----- RAW DATA

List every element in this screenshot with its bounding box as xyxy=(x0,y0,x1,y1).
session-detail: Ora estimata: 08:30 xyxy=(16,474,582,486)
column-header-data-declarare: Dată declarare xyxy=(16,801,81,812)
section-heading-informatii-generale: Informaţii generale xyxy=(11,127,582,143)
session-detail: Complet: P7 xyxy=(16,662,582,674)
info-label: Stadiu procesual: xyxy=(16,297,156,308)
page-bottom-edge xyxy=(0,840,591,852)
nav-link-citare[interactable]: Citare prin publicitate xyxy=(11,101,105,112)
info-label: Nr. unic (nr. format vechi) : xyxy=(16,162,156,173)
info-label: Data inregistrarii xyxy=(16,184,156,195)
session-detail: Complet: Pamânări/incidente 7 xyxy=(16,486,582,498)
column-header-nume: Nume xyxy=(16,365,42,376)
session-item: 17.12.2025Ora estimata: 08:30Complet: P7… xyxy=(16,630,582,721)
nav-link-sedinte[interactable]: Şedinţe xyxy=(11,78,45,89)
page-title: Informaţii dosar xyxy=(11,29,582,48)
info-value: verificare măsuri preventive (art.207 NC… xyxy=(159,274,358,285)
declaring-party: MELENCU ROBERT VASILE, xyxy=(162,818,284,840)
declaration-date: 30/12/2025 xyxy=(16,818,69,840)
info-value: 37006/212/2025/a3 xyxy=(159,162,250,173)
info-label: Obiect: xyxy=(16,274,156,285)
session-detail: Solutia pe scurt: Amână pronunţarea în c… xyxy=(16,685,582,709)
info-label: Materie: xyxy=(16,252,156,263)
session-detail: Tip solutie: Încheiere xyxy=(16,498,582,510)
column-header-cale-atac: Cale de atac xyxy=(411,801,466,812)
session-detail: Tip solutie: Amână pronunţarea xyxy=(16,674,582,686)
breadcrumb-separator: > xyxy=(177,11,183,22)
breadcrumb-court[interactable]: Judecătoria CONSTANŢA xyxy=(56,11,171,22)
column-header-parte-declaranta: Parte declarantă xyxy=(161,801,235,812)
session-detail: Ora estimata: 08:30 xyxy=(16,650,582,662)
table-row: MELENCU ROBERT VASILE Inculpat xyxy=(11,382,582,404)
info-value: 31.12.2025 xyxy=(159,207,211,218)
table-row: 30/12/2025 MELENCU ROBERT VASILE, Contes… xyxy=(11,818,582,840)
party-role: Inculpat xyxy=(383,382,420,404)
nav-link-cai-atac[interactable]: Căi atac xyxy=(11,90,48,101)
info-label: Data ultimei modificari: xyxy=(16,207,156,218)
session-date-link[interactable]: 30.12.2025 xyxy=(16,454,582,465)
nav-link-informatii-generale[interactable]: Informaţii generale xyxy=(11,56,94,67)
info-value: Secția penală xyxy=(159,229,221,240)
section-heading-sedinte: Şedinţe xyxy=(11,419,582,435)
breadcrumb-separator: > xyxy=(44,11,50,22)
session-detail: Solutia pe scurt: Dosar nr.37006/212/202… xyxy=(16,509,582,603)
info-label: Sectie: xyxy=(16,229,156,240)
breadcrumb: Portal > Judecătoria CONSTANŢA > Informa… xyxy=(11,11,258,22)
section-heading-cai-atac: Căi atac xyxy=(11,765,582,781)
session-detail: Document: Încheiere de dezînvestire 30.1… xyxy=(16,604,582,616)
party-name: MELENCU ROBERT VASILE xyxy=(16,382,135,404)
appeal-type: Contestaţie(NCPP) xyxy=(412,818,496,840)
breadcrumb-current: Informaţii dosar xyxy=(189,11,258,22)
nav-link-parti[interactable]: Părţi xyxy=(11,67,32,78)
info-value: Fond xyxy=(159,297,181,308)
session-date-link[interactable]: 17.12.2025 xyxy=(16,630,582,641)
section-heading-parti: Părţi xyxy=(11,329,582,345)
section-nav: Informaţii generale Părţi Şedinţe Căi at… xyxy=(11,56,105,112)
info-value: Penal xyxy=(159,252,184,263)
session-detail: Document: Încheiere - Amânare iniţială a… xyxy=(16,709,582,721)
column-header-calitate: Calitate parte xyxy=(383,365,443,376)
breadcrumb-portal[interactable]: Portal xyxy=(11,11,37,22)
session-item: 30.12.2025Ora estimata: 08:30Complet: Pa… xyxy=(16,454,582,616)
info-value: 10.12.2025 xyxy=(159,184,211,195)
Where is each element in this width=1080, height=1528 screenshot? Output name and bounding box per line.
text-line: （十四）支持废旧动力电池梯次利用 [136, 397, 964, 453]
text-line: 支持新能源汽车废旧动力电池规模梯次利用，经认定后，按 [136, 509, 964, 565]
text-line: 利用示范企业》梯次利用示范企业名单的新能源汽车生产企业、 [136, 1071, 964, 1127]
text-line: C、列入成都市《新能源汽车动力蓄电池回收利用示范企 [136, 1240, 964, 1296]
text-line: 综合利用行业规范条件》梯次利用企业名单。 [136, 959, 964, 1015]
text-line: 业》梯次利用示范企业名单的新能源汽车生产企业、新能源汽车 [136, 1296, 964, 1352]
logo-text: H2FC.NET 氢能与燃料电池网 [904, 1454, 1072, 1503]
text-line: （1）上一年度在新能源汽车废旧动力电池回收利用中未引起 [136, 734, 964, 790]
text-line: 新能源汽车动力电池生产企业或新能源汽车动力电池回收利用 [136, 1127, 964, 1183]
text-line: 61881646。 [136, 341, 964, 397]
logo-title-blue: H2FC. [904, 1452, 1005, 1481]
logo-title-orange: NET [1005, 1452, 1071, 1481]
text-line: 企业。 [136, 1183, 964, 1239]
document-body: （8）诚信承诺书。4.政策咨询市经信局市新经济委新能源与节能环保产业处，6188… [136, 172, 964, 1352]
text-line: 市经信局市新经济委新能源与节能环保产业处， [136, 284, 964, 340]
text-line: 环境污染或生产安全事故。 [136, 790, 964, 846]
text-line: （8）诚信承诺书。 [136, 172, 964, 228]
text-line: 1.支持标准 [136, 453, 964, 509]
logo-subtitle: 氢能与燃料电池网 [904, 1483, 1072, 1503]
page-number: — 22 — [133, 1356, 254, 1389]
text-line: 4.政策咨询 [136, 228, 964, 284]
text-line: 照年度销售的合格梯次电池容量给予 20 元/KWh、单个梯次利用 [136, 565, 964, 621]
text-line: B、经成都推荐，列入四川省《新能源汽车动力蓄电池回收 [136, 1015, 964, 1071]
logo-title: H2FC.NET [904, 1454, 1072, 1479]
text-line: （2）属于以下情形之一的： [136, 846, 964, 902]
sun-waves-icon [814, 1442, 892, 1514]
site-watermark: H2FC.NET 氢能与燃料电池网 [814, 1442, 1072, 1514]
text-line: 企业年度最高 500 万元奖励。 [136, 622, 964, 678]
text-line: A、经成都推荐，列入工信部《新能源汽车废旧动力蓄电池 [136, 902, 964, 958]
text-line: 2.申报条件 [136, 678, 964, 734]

----------

Update the rows above by changing every "session-detail" to "hearing-detail", and leave all else as it is.

• RESPONSE
List every element in this screenshot with its bounding box as xyxy=(x0,y0,x1,y1).
hearing-detail: Ora estimata: 08:30 xyxy=(16,474,582,486)
column-header-data-declarare: Dată declarare xyxy=(16,801,81,812)
section-heading-informatii-generale: Informaţii generale xyxy=(11,127,582,143)
hearing-detail: Complet: P7 xyxy=(16,662,582,674)
info-label: Stadiu procesual: xyxy=(16,297,156,308)
page-bottom-edge xyxy=(0,840,591,852)
nav-link-citare[interactable]: Citare prin publicitate xyxy=(11,101,105,112)
info-label: Nr. unic (nr. format vechi) : xyxy=(16,162,156,173)
info-label: Data inregistrarii xyxy=(16,184,156,195)
hearing-detail: Complet: Pamânări/incidente 7 xyxy=(16,486,582,498)
column-header-nume: Nume xyxy=(16,365,42,376)
session-item: 17.12.2025Ora estimata: 08:30Complet: P7… xyxy=(16,630,582,721)
nav-link-sedinte[interactable]: Şedinţe xyxy=(11,78,45,89)
page-title: Informaţii dosar xyxy=(11,29,582,48)
info-value: verificare măsuri preventive (art.207 NC… xyxy=(159,274,358,285)
declaring-party: MELENCU ROBERT VASILE, xyxy=(162,818,284,840)
declaration-date: 30/12/2025 xyxy=(16,818,69,840)
info-value: 37006/212/2025/a3 xyxy=(159,162,250,173)
info-label: Obiect: xyxy=(16,274,156,285)
hearing-detail: Solutia pe scurt: Amână pronunţarea în c… xyxy=(16,685,582,709)
info-label: Materie: xyxy=(16,252,156,263)
hearing-detail: Tip solutie: Încheiere xyxy=(16,498,582,510)
column-header-cale-atac: Cale de atac xyxy=(411,801,466,812)
hearing-detail: Tip solutie: Amână pronunţarea xyxy=(16,674,582,686)
breadcrumb-separator: > xyxy=(177,11,183,22)
breadcrumb-court[interactable]: Judecătoria CONSTANŢA xyxy=(56,11,171,22)
column-header-parte-declaranta: Parte declarantă xyxy=(161,801,235,812)
hearing-detail: Ora estimata: 08:30 xyxy=(16,650,582,662)
table-row: MELENCU ROBERT VASILE Inculpat xyxy=(11,382,582,404)
info-value: 31.12.2025 xyxy=(159,207,211,218)
table-row: 30/12/2025 MELENCU ROBERT VASILE, Contes… xyxy=(11,818,582,840)
party-role: Inculpat xyxy=(383,382,420,404)
nav-link-cai-atac[interactable]: Căi atac xyxy=(11,90,48,101)
info-label: Data ultimei modificari: xyxy=(16,207,156,218)
session-date-link[interactable]: 30.12.2025 xyxy=(16,454,582,465)
nav-link-informatii-generale[interactable]: Informaţii generale xyxy=(11,56,94,67)
info-value: Secția penală xyxy=(159,229,221,240)
section-heading-sedinte: Şedinţe xyxy=(11,419,582,435)
breadcrumb-separator: > xyxy=(44,11,50,22)
hearing-detail: Solutia pe scurt: Dosar nr.37006/212/202… xyxy=(16,509,582,603)
info-label: Sectie: xyxy=(16,229,156,240)
breadcrumb: Portal > Judecătoria CONSTANŢA > Informa… xyxy=(11,11,258,22)
section-heading-cai-atac: Căi atac xyxy=(11,765,582,781)
hearing-detail: Document: Încheiere de dezînvestire 30.1… xyxy=(16,604,582,616)
party-name: MELENCU ROBERT VASILE xyxy=(16,382,135,404)
appeal-type: Contestaţie(NCPP) xyxy=(412,818,496,840)
breadcrumb-current: Informaţii dosar xyxy=(189,11,258,22)
nav-link-parti[interactable]: Părţi xyxy=(11,67,32,78)
info-value: Fond xyxy=(159,297,181,308)
session-date-link[interactable]: 17.12.2025 xyxy=(16,630,582,641)
section-heading-parti: Părţi xyxy=(11,329,582,345)
section-nav: Informaţii generale Părţi Şedinţe Căi at… xyxy=(11,56,105,112)
info-value: Penal xyxy=(159,252,184,263)
hearing-detail: Document: Încheiere - Amânare iniţială a… xyxy=(16,709,582,721)
column-header-calitate: Calitate parte xyxy=(383,365,443,376)
breadcrumb-portal[interactable]: Portal xyxy=(11,11,37,22)
session-item: 30.12.2025Ora estimata: 08:30Complet: Pa… xyxy=(16,454,582,616)
info-value: 10.12.2025 xyxy=(159,184,211,195)
Where is each element in this width=1080, height=1528 screenshot? Output name and bounding box per line.
text-line: （十四）支持废旧动力电池梯次利用 [136, 397, 964, 453]
text-line: 支持新能源汽车废旧动力电池规模梯次利用，经认定后，按 [136, 509, 964, 565]
text-line: 利用示范企业》梯次利用示范企业名单的新能源汽车生产企业、 [136, 1071, 964, 1127]
text-line: C、列入成都市《新能源汽车动力蓄电池回收利用示范企 [136, 1240, 964, 1296]
text-line: 综合利用行业规范条件》梯次利用企业名单。 [136, 959, 964, 1015]
text-line: 业》梯次利用示范企业名单的新能源汽车生产企业、新能源汽车 [136, 1296, 964, 1352]
logo-text: H2FC.NET 氢能与燃料电池网 [904, 1454, 1072, 1503]
text-line: （1）上一年度在新能源汽车废旧动力电池回收利用中未引起 [136, 734, 964, 790]
text-line: 新能源汽车动力电池生产企业或新能源汽车动力电池回收利用 [136, 1127, 964, 1183]
text-line: 61881646。 [136, 341, 964, 397]
logo-title-blue: H2FC. [904, 1452, 1005, 1481]
logo-title-orange: NET [1005, 1452, 1071, 1481]
text-line: 企业。 [136, 1183, 964, 1239]
document-body: （8）诚信承诺书。4.政策咨询市经信局市新经济委新能源与节能环保产业处，6188… [136, 172, 964, 1352]
text-line: 市经信局市新经济委新能源与节能环保产业处， [136, 284, 964, 340]
text-line: 环境污染或生产安全事故。 [136, 790, 964, 846]
text-line: （8）诚信承诺书。 [136, 172, 964, 228]
text-line: 1.支持标准 [136, 453, 964, 509]
logo-subtitle: 氢能与燃料电池网 [904, 1483, 1072, 1503]
page-number: — 22 — [133, 1356, 254, 1389]
text-line: 4.政策咨询 [136, 228, 964, 284]
text-line: 照年度销售的合格梯次电池容量给予 20 元/KWh、单个梯次利用 [136, 565, 964, 621]
text-line: B、经成都推荐，列入四川省《新能源汽车动力蓄电池回收 [136, 1015, 964, 1071]
logo-title: H2FC.NET [904, 1454, 1072, 1479]
text-line: （2）属于以下情形之一的： [136, 846, 964, 902]
sun-waves-icon [814, 1442, 892, 1514]
site-watermark: H2FC.NET 氢能与燃料电池网 [814, 1442, 1072, 1514]
text-line: 企业年度最高 500 万元奖励。 [136, 622, 964, 678]
text-line: A、经成都推荐，列入工信部《新能源汽车废旧动力蓄电池 [136, 902, 964, 958]
text-line: 2.申报条件 [136, 678, 964, 734]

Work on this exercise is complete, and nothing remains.